REQUIRED TASK :: Do not include the pictures; repeat the rest of the data exactly.

DATA LISTING ::

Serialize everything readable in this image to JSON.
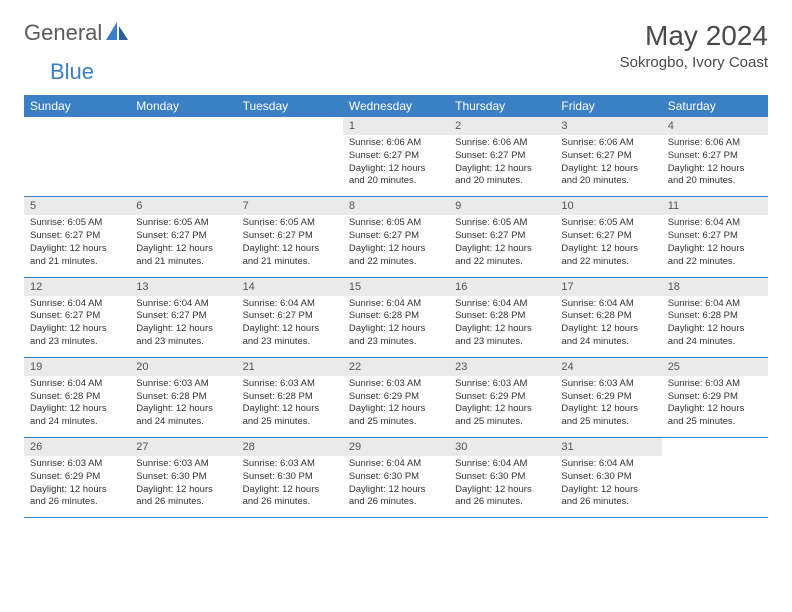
{
  "logo": {
    "text1": "General",
    "text2": "Blue"
  },
  "title": "May 2024",
  "location": "Sokrogbo, Ivory Coast",
  "colors": {
    "header_bg": "#3b7fc4",
    "header_text": "#ffffff",
    "daynum_bg": "#eaeaea",
    "daynum_text": "#555555",
    "border": "#3b7fc4",
    "logo_gray": "#5a5a5a",
    "logo_blue": "#3b7fc4"
  },
  "weekdays": [
    "Sunday",
    "Monday",
    "Tuesday",
    "Wednesday",
    "Thursday",
    "Friday",
    "Saturday"
  ],
  "weeks": [
    {
      "nums": [
        "",
        "",
        "",
        "1",
        "2",
        "3",
        "4"
      ],
      "data": [
        "",
        "",
        "",
        "Sunrise: 6:06 AM\nSunset: 6:27 PM\nDaylight: 12 hours and 20 minutes.",
        "Sunrise: 6:06 AM\nSunset: 6:27 PM\nDaylight: 12 hours and 20 minutes.",
        "Sunrise: 6:06 AM\nSunset: 6:27 PM\nDaylight: 12 hours and 20 minutes.",
        "Sunrise: 6:06 AM\nSunset: 6:27 PM\nDaylight: 12 hours and 20 minutes."
      ]
    },
    {
      "nums": [
        "5",
        "6",
        "7",
        "8",
        "9",
        "10",
        "11"
      ],
      "data": [
        "Sunrise: 6:05 AM\nSunset: 6:27 PM\nDaylight: 12 hours and 21 minutes.",
        "Sunrise: 6:05 AM\nSunset: 6:27 PM\nDaylight: 12 hours and 21 minutes.",
        "Sunrise: 6:05 AM\nSunset: 6:27 PM\nDaylight: 12 hours and 21 minutes.",
        "Sunrise: 6:05 AM\nSunset: 6:27 PM\nDaylight: 12 hours and 22 minutes.",
        "Sunrise: 6:05 AM\nSunset: 6:27 PM\nDaylight: 12 hours and 22 minutes.",
        "Sunrise: 6:05 AM\nSunset: 6:27 PM\nDaylight: 12 hours and 22 minutes.",
        "Sunrise: 6:04 AM\nSunset: 6:27 PM\nDaylight: 12 hours and 22 minutes."
      ]
    },
    {
      "nums": [
        "12",
        "13",
        "14",
        "15",
        "16",
        "17",
        "18"
      ],
      "data": [
        "Sunrise: 6:04 AM\nSunset: 6:27 PM\nDaylight: 12 hours and 23 minutes.",
        "Sunrise: 6:04 AM\nSunset: 6:27 PM\nDaylight: 12 hours and 23 minutes.",
        "Sunrise: 6:04 AM\nSunset: 6:27 PM\nDaylight: 12 hours and 23 minutes.",
        "Sunrise: 6:04 AM\nSunset: 6:28 PM\nDaylight: 12 hours and 23 minutes.",
        "Sunrise: 6:04 AM\nSunset: 6:28 PM\nDaylight: 12 hours and 23 minutes.",
        "Sunrise: 6:04 AM\nSunset: 6:28 PM\nDaylight: 12 hours and 24 minutes.",
        "Sunrise: 6:04 AM\nSunset: 6:28 PM\nDaylight: 12 hours and 24 minutes."
      ]
    },
    {
      "nums": [
        "19",
        "20",
        "21",
        "22",
        "23",
        "24",
        "25"
      ],
      "data": [
        "Sunrise: 6:04 AM\nSunset: 6:28 PM\nDaylight: 12 hours and 24 minutes.",
        "Sunrise: 6:03 AM\nSunset: 6:28 PM\nDaylight: 12 hours and 24 minutes.",
        "Sunrise: 6:03 AM\nSunset: 6:28 PM\nDaylight: 12 hours and 25 minutes.",
        "Sunrise: 6:03 AM\nSunset: 6:29 PM\nDaylight: 12 hours and 25 minutes.",
        "Sunrise: 6:03 AM\nSunset: 6:29 PM\nDaylight: 12 hours and 25 minutes.",
        "Sunrise: 6:03 AM\nSunset: 6:29 PM\nDaylight: 12 hours and 25 minutes.",
        "Sunrise: 6:03 AM\nSunset: 6:29 PM\nDaylight: 12 hours and 25 minutes."
      ]
    },
    {
      "nums": [
        "26",
        "27",
        "28",
        "29",
        "30",
        "31",
        ""
      ],
      "data": [
        "Sunrise: 6:03 AM\nSunset: 6:29 PM\nDaylight: 12 hours and 26 minutes.",
        "Sunrise: 6:03 AM\nSunset: 6:30 PM\nDaylight: 12 hours and 26 minutes.",
        "Sunrise: 6:03 AM\nSunset: 6:30 PM\nDaylight: 12 hours and 26 minutes.",
        "Sunrise: 6:04 AM\nSunset: 6:30 PM\nDaylight: 12 hours and 26 minutes.",
        "Sunrise: 6:04 AM\nSunset: 6:30 PM\nDaylight: 12 hours and 26 minutes.",
        "Sunrise: 6:04 AM\nSunset: 6:30 PM\nDaylight: 12 hours and 26 minutes.",
        ""
      ]
    }
  ]
}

WRITTEN ANSWER ::
Serialize everything readable in this image to JSON.
{
  "logo": {
    "text1": "General",
    "text2": "Blue"
  },
  "title": "May 2024",
  "location": "Sokrogbo, Ivory Coast",
  "colors": {
    "header_bg": "#3b7fc4",
    "header_text": "#ffffff",
    "daynum_bg": "#eaeaea",
    "daynum_text": "#555555",
    "border": "#3b7fc4",
    "logo_gray": "#5a5a5a",
    "logo_blue": "#3b7fc4"
  },
  "weekdays": [
    "Sunday",
    "Monday",
    "Tuesday",
    "Wednesday",
    "Thursday",
    "Friday",
    "Saturday"
  ],
  "weeks": [
    {
      "nums": [
        "",
        "",
        "",
        "1",
        "2",
        "3",
        "4"
      ],
      "data": [
        "",
        "",
        "",
        "Sunrise: 6:06 AM\nSunset: 6:27 PM\nDaylight: 12 hours and 20 minutes.",
        "Sunrise: 6:06 AM\nSunset: 6:27 PM\nDaylight: 12 hours and 20 minutes.",
        "Sunrise: 6:06 AM\nSunset: 6:27 PM\nDaylight: 12 hours and 20 minutes.",
        "Sunrise: 6:06 AM\nSunset: 6:27 PM\nDaylight: 12 hours and 20 minutes."
      ]
    },
    {
      "nums": [
        "5",
        "6",
        "7",
        "8",
        "9",
        "10",
        "11"
      ],
      "data": [
        "Sunrise: 6:05 AM\nSunset: 6:27 PM\nDaylight: 12 hours and 21 minutes.",
        "Sunrise: 6:05 AM\nSunset: 6:27 PM\nDaylight: 12 hours and 21 minutes.",
        "Sunrise: 6:05 AM\nSunset: 6:27 PM\nDaylight: 12 hours and 21 minutes.",
        "Sunrise: 6:05 AM\nSunset: 6:27 PM\nDaylight: 12 hours and 22 minutes.",
        "Sunrise: 6:05 AM\nSunset: 6:27 PM\nDaylight: 12 hours and 22 minutes.",
        "Sunrise: 6:05 AM\nSunset: 6:27 PM\nDaylight: 12 hours and 22 minutes.",
        "Sunrise: 6:04 AM\nSunset: 6:27 PM\nDaylight: 12 hours and 22 minutes."
      ]
    },
    {
      "nums": [
        "12",
        "13",
        "14",
        "15",
        "16",
        "17",
        "18"
      ],
      "data": [
        "Sunrise: 6:04 AM\nSunset: 6:27 PM\nDaylight: 12 hours and 23 minutes.",
        "Sunrise: 6:04 AM\nSunset: 6:27 PM\nDaylight: 12 hours and 23 minutes.",
        "Sunrise: 6:04 AM\nSunset: 6:27 PM\nDaylight: 12 hours and 23 minutes.",
        "Sunrise: 6:04 AM\nSunset: 6:28 PM\nDaylight: 12 hours and 23 minutes.",
        "Sunrise: 6:04 AM\nSunset: 6:28 PM\nDaylight: 12 hours and 23 minutes.",
        "Sunrise: 6:04 AM\nSunset: 6:28 PM\nDaylight: 12 hours and 24 minutes.",
        "Sunrise: 6:04 AM\nSunset: 6:28 PM\nDaylight: 12 hours and 24 minutes."
      ]
    },
    {
      "nums": [
        "19",
        "20",
        "21",
        "22",
        "23",
        "24",
        "25"
      ],
      "data": [
        "Sunrise: 6:04 AM\nSunset: 6:28 PM\nDaylight: 12 hours and 24 minutes.",
        "Sunrise: 6:03 AM\nSunset: 6:28 PM\nDaylight: 12 hours and 24 minutes.",
        "Sunrise: 6:03 AM\nSunset: 6:28 PM\nDaylight: 12 hours and 25 minutes.",
        "Sunrise: 6:03 AM\nSunset: 6:29 PM\nDaylight: 12 hours and 25 minutes.",
        "Sunrise: 6:03 AM\nSunset: 6:29 PM\nDaylight: 12 hours and 25 minutes.",
        "Sunrise: 6:03 AM\nSunset: 6:29 PM\nDaylight: 12 hours and 25 minutes.",
        "Sunrise: 6:03 AM\nSunset: 6:29 PM\nDaylight: 12 hours and 25 minutes."
      ]
    },
    {
      "nums": [
        "26",
        "27",
        "28",
        "29",
        "30",
        "31",
        ""
      ],
      "data": [
        "Sunrise: 6:03 AM\nSunset: 6:29 PM\nDaylight: 12 hours and 26 minutes.",
        "Sunrise: 6:03 AM\nSunset: 6:30 PM\nDaylight: 12 hours and 26 minutes.",
        "Sunrise: 6:03 AM\nSunset: 6:30 PM\nDaylight: 12 hours and 26 minutes.",
        "Sunrise: 6:04 AM\nSunset: 6:30 PM\nDaylight: 12 hours and 26 minutes.",
        "Sunrise: 6:04 AM\nSunset: 6:30 PM\nDaylight: 12 hours and 26 minutes.",
        "Sunrise: 6:04 AM\nSunset: 6:30 PM\nDaylight: 12 hours and 26 minutes.",
        ""
      ]
    }
  ]
}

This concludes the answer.